> **Source text**

As you learned in Hour 16, "The Internet: A Closer Look," the view of the Web page that you see through the window of your Web browser is the result of a conversation between the browser and a Web server computer. The language used for that conversation is called Hypertext Transfer Protocol (HTTP). The data that is delivered from the server to the client is a finely crafted jumble of text, images, addresses, and formatting codes rendered to a unified document through an amazing versatile formatting language called Hypertext Markup Language (HTML). HTML is conceptually similar to a word processing format. In fact, the best way to begin a discussion of HTML is to consider how word processing documents evolved. Experts have always recognized the need to store and transmit information written in a human language (such as English or Russian or French). Strategies quickly evolved for efficiently storing and displaying alphanumeric characters. In the United States, the ASCII standard coded each letter and number (and many punctuation signs) into a single bit pattern. ASCII text files were used throughout the computing world for configuration files, online help documents, and electronic mail messages. Text files are still an important feature on Unix/Linux operating systems. At some point, the rapidly evolving computer technology began to merge with the rapidly evolving word processing technology. For professional printed documents, vendors needed a way to introduce formatting into the text file. Was it possible to make a heading appear in boldface, change a margin, or change to a different font? The vendors developed numerous systems (many of them proprietary) for coding formatting information into a text document. Some of these systems used ASCII-based codes. Others used different digital markers to denote formatting information.
By the Way
Of course, these formatting code systems work only if the application that writes the document and the application that reads the document agree on what each code means.

> **Written problem 1**
Answer these questions using the passage on HTML:
(a) What is the language used for the conversation between a browser and a Web server called?
(b) In the United States, which standard coded each letter and number into a single bit pattern?
(c) According to the "By the Way" note, when do formatting code systems work?
> **Written problem 2**
Carry the passage on HTML forward from its final sentence with one more paragraph.

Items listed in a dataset
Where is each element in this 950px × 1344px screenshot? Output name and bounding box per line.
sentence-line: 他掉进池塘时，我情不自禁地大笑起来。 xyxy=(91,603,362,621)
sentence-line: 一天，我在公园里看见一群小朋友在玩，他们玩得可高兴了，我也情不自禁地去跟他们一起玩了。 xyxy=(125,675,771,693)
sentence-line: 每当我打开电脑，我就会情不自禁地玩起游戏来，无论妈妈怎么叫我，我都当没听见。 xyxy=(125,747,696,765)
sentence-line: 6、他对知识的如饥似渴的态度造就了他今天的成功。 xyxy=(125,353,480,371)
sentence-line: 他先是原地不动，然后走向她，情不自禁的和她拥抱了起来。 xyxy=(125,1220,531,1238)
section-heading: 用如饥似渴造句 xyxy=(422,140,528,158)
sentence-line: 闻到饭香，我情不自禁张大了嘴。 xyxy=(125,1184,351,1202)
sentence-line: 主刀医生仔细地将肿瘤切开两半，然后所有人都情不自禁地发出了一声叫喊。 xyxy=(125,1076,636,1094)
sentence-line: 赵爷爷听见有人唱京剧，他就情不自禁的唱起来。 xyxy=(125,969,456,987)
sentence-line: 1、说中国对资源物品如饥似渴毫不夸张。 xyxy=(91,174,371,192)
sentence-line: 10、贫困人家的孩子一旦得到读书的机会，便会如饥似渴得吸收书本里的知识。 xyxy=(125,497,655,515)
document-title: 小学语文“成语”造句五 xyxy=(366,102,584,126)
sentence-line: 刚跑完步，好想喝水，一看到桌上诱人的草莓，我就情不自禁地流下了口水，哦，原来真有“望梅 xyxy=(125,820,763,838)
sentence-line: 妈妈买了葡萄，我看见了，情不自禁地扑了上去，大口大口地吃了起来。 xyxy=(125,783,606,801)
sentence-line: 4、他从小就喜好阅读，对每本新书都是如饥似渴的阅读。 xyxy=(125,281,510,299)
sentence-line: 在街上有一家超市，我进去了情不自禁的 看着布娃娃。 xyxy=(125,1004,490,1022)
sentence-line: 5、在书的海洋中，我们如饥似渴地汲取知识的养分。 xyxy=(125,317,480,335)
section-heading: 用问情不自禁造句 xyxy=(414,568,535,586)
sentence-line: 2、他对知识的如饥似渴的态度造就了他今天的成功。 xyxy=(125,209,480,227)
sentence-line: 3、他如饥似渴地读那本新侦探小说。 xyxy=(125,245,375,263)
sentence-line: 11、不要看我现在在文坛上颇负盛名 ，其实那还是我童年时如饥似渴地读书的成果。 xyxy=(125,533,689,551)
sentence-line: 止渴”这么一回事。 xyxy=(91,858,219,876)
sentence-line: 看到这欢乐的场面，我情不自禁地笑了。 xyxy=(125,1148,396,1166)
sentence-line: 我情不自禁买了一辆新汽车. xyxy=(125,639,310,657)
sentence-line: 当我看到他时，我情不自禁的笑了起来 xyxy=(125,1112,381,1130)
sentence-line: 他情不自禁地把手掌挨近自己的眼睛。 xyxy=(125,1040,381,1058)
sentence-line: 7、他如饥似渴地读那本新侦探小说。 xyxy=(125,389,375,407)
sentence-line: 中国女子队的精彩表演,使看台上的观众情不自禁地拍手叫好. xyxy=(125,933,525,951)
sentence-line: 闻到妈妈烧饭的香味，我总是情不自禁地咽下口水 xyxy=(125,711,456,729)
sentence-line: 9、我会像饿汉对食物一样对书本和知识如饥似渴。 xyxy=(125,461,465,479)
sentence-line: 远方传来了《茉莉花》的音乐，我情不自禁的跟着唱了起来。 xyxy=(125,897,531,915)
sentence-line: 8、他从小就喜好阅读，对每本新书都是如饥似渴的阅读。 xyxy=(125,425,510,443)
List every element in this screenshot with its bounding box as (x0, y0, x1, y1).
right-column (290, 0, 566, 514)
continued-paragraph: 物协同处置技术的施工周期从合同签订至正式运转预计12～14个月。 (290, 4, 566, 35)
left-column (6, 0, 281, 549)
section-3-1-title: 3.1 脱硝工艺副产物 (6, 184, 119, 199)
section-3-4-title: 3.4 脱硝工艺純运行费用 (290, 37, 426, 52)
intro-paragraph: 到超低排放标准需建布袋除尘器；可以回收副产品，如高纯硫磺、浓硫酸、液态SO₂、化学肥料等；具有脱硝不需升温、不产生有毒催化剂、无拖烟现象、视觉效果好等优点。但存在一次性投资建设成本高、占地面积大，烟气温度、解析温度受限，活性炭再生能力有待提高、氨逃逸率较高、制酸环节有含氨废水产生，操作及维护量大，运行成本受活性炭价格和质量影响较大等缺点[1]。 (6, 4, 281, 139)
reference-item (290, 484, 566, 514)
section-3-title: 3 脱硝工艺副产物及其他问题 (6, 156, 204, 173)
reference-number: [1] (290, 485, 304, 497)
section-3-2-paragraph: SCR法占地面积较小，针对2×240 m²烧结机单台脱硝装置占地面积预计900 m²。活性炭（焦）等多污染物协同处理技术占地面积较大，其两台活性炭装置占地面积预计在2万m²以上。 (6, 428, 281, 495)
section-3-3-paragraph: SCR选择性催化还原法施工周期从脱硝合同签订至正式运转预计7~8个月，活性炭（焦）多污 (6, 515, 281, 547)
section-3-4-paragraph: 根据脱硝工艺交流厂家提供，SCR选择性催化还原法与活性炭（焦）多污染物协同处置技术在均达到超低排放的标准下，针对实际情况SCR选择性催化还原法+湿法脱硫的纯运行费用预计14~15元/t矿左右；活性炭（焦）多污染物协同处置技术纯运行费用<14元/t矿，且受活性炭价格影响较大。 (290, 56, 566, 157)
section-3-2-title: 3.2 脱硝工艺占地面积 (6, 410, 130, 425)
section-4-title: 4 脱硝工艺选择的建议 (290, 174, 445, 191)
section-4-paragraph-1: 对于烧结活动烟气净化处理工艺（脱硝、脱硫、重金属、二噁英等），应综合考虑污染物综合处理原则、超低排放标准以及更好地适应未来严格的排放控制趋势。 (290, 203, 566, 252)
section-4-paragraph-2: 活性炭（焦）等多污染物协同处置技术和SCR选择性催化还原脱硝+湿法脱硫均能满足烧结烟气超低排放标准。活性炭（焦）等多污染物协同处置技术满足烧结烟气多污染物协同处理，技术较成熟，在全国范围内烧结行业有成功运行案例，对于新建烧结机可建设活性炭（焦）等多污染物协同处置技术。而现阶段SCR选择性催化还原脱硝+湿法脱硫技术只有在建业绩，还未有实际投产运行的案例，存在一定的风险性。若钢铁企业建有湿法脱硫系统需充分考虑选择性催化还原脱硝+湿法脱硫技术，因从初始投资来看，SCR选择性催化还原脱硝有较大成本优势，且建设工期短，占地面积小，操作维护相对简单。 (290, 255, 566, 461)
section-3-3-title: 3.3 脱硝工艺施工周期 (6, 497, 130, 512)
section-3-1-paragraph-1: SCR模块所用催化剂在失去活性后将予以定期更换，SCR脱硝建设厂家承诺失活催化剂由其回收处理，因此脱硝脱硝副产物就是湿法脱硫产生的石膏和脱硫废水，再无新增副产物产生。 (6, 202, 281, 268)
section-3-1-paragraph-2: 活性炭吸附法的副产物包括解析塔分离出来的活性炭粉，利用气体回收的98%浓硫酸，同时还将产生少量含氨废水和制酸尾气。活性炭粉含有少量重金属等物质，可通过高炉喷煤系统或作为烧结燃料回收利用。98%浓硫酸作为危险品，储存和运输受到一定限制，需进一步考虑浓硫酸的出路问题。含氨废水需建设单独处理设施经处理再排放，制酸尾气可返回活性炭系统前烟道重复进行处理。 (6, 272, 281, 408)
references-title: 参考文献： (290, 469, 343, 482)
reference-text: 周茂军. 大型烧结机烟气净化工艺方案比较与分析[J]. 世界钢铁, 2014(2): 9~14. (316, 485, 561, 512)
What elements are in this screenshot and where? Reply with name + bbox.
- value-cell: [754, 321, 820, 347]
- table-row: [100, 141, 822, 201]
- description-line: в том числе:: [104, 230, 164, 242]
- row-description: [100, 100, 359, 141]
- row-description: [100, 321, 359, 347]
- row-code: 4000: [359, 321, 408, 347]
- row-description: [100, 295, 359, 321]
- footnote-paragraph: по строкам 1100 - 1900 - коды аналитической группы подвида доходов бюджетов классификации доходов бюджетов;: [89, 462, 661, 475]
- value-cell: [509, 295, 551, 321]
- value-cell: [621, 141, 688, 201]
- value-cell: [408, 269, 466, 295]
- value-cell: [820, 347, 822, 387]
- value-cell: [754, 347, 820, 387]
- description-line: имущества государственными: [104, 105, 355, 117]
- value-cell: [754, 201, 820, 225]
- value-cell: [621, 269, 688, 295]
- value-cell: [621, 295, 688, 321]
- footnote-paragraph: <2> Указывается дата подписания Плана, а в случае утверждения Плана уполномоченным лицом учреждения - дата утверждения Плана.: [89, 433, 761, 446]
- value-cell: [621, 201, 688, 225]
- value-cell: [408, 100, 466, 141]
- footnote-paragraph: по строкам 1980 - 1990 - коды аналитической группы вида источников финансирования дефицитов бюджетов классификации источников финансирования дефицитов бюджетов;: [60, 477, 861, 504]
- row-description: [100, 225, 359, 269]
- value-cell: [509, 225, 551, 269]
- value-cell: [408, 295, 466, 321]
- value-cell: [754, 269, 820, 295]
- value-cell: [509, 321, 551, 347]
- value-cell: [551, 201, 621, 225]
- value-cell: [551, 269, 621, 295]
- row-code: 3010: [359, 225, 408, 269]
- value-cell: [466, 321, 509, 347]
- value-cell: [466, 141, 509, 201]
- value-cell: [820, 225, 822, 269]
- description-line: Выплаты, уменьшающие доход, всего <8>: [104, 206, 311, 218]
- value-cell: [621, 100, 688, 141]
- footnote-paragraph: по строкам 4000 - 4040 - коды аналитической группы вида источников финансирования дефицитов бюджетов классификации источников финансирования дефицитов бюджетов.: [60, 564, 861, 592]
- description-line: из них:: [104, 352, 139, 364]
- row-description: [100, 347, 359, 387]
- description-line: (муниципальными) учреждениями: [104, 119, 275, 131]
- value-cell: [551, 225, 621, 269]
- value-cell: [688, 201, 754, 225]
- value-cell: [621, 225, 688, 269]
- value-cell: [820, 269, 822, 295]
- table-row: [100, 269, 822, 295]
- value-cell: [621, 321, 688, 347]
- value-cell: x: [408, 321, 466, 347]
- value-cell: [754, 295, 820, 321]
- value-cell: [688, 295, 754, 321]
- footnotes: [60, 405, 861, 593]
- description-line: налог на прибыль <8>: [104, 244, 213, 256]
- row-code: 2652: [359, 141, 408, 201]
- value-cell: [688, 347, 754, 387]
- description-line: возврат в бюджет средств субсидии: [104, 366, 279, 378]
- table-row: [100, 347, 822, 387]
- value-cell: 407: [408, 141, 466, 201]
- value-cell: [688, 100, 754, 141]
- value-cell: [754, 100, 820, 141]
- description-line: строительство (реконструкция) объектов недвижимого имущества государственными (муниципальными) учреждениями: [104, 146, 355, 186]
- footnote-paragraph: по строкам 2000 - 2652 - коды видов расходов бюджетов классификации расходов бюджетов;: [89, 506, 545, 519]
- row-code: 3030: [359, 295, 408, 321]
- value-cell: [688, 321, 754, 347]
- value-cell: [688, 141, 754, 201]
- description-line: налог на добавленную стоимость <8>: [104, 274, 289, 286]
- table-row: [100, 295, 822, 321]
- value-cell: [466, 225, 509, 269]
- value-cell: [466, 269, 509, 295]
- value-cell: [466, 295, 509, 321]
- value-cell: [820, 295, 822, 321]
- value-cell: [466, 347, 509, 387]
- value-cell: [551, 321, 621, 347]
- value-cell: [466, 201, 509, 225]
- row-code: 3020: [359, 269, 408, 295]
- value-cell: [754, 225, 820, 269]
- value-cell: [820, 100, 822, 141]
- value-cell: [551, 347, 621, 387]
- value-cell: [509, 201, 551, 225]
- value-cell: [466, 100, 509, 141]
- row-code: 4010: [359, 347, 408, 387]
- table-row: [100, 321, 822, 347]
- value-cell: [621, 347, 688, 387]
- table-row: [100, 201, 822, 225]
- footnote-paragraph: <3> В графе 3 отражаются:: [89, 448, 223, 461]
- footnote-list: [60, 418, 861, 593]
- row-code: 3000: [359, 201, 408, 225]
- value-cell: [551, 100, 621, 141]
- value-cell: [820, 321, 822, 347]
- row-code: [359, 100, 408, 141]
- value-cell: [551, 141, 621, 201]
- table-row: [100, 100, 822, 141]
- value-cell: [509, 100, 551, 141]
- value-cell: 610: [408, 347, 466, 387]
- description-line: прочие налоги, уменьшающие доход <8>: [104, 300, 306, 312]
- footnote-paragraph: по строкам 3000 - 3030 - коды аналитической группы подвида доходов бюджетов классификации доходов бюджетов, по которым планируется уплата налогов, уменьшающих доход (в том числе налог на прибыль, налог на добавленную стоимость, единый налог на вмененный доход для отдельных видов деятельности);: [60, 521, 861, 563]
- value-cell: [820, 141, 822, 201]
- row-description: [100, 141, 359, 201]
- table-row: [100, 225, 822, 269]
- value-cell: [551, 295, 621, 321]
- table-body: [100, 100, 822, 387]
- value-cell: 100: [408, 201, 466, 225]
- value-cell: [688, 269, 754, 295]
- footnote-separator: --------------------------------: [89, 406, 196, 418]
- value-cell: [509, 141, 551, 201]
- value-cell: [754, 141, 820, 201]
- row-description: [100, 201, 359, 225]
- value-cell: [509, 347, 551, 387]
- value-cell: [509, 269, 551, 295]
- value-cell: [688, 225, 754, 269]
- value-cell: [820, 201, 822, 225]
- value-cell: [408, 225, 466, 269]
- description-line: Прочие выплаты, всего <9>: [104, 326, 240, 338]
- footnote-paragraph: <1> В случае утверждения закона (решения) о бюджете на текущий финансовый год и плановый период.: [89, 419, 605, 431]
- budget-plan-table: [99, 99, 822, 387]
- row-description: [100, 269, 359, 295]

> **Written response 1**
(a) Hypertext Transfer Protocol (HTTP).
(b) The ASCII standard.
(c) Only when the application that writes the document and the application that reads it agree on what each code means.

> **Written response 2**
These word processing systems became increasingly sophisticated. Some developed the capability to reference another file, such as a figure, that would then appear in the text when the document was displayed. The creators of HTML wanted to develop a universal, vendor-neutral system for encoding format information. They wanted to include not just typesetting codes but also pictures and layout information. And they added another innovation that was to become a powerful and important feature of the new format: the hypertext link. A link is a segment of text, or even just a region of the screen, that causes the browser to open a new page or move to a different part of the page. Links let the reader view the online information in small doses. The reader can choose whether or not to link to another page for additional information. HTML documents can be assembled into unified systems of pages and links (see Figure 17.1). A visitor can find a different path through the data depending on how the visitor traverses the links. And the Web developer has almost unlimited ability to define where a link will lead. The link can lead to another HTML document in the same directory, a document in a different directory, or even a document on a different computer. The link might lead to a totally different Web site on another computer across the world.
Figure 17.1. A Web site is a unified system of pages and links.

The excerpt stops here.